§ **Document passage**
☆ ☆ ☆

KOL1503 - Editorial

kevinsogo · December 26, 2015, 6:24am

PROBLEM LINK:

Contest
Practice

Author: Devendra Agarwal
Tester: Kevin Atienza
Editorialist: Kevin Atienza

PREREQUISITES:

Lowest common ancestors, balanced parentheses

PROBLEM:

Given a tree with N nodes, each node containing a parenthesis—) or (—, answer Q queries of the following kind:

Given two nodes u and v, consider the string obtained by taking all parenthesis characters from every node in the path from u to v. Output Yes if this string is a balanced string of parentheses, otherwise print No.

QUICK EXPLANATION:

Root the tree. A path from a to b consists of two parts: A path from nodes a to b consists of two parts: the path from a to \text{LCA}(a,b) and from \text{LCA}(a,b) to b. Take care that the node \text{LCA}(a,b) is counted only once. By convention, let’s say this node belongs at the first part of the path.

The string in the path from a to b is a valid parenthesization iff the following hold:

The path from a to \text{LCA}(a,b) is a prefix of a valid parenthesization.
The path from \text{LCA}(a,b) to b is a suffix of a valid parenthesization.
The number of unmatched open parentheses from a to \text{LCA}(a,b) is equal to the number of unmatched closed parentheses from \text{LCA}(a,b) to b.

To check these conditions, we must be able to perform the following operations:

Given some path from some node to one of its ancestors, it is a prefix of a valid parenthesization?
Given some path from some node to one of its ancestors, it is a suffix of a valid parenthesization?
Given some node x and one of its ancestors y, where the path from x and y is a prefix of a valid parenthesization, how many unmatched open parentheses are there?
Given some node x and one of its ancestors y, where the path from y and x is a suffix of a valid parenthesization, how many unmatched closed parentheses are there?

The latter two can be done by precomputing f(x) for each node x, where f(x) is the number of open parentheses minus the number of closed parentheses from x to the root. It can be computed using the recurrence:

f(x) = \begin{cases} f(\text{parent}(x)) + 1 & \text{If the parenthesis at node $x$ is open} \\\ f(\text{parent}(x)) - 1 & \text{If the parenthesis at node $x$ is closed} \end{cases}

The former two can be done by precomputing \text{pre}(x) and \text{suf}(x) for each node x, which are defined as the lengths of the longest path from x to the root that is a valid parenthesization prefix and suffix, respectively.

EXPLANATION:

As with many problems involving an undirected tree, the natural first step is to root it. This usually helps. So let’s say the tree is rooted at node 1.

A path from nodes a to b consists of two parts: the path from a to \text{LCA}(a,b) and from \text{LCA}(a,b) to b (where \text{LCA}(a,b) is the lowest common ancestor of a and b). But since the parentheses are on the nodes, not edges, so we need to ensure we count \text{LCA}(a,b) only once. By convention, let’s say this node belongs at the first part of the path, i.e. from the path from a to \text{LCA}(a,b), and when we say the “path from \text{LCA}(a,b) to b”, the node \text{LCA}(a,b) isn’t actually included.

☆ ☆ ☆

§ **Material supplied**
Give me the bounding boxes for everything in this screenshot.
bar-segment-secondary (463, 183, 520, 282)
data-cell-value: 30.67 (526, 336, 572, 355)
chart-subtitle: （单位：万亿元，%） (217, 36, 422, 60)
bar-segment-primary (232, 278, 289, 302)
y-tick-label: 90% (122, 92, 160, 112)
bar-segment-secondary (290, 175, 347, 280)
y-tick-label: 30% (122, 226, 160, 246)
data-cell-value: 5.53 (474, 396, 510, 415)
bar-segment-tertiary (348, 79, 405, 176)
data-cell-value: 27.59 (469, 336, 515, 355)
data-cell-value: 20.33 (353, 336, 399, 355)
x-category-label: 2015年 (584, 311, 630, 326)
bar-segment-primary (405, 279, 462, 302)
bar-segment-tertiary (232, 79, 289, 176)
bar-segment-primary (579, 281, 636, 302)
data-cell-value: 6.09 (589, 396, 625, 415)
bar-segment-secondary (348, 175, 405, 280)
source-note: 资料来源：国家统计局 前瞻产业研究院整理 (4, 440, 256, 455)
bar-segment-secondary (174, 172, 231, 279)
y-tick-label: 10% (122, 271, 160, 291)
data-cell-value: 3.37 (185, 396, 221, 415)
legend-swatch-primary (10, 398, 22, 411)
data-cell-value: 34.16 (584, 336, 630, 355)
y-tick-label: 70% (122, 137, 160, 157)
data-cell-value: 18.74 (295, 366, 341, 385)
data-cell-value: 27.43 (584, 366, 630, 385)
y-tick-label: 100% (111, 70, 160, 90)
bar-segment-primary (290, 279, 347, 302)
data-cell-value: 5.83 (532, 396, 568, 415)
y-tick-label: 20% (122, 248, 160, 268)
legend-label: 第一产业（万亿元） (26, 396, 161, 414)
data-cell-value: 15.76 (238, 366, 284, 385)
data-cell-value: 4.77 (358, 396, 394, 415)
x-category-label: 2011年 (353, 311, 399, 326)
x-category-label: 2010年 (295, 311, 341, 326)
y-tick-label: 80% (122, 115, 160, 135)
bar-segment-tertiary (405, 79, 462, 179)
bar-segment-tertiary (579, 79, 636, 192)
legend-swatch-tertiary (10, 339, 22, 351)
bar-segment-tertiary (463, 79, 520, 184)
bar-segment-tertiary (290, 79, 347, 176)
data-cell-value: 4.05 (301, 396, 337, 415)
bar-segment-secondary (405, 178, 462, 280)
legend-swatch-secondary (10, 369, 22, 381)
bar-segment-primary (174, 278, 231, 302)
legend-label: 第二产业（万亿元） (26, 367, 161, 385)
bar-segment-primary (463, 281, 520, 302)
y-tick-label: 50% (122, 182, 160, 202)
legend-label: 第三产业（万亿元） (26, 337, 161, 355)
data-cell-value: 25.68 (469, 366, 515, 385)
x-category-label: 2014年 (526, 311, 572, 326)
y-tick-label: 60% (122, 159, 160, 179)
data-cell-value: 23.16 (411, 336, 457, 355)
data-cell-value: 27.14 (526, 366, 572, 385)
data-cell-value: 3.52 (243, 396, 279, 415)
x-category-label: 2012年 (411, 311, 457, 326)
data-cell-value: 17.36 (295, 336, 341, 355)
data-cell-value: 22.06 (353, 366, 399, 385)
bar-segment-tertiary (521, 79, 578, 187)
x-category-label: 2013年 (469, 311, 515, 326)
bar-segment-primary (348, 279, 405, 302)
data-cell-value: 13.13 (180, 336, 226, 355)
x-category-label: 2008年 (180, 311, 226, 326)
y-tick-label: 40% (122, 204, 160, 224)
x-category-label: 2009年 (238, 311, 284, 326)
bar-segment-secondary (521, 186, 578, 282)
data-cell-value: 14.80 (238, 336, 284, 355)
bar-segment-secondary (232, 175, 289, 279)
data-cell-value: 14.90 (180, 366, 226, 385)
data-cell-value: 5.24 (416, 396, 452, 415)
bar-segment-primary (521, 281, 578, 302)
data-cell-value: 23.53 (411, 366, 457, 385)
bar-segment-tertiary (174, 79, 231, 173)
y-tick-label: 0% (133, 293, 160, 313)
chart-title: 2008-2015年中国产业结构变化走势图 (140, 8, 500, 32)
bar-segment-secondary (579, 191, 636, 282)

☆ ☆ ☆

§ **What to do**
a – In the KOL1503 editorial, how would you rewrite the passage from "The number of unmatched open" to "prefix of a valid parenthesization?" with "unmatched" replaced by "unpaired"?
b – According to the KOL1503 editorial, why must the node LCA(a,b) be counted only once when a path is split into two parts?
c – Does each statement agree with the KOL1503 editorial? Answer yes or no, and quote the words that decide it. (i) The tree is rooted at node 1. (ii) f(x) is the number of closed parentheses minus the number of open parentheses from x to the root. (iii) By convention, the node LCA(a,b) belongs to the second part of the path.

§ **Solutions by task**
a –
The number of unpaired open parentheses from a to \text{LCA}(a,b) is equal to the number of unpaired closed parentheses from \text{LCA}(a,b) to b.

To check these conditions, we must be able to perform the following operations:

Given some path from some node to one of its ancestors, it is a prefix of a valid parenthesization?

b – The parentheses are on the nodes, not on the edges, so the node where the two parts of the path meet must not be counted twice. By convention, the editorial places it in the first part of the path, the part from a to LCA(a,b).

c –
(i) Yes: "So let’s say the tree is rooted at node 1."
(ii) No: "f(x) is the number of open parentheses minus the number of closed parentheses from x to the root"
(iii) No: "By convention, let’s say this node belongs at the first part of the path"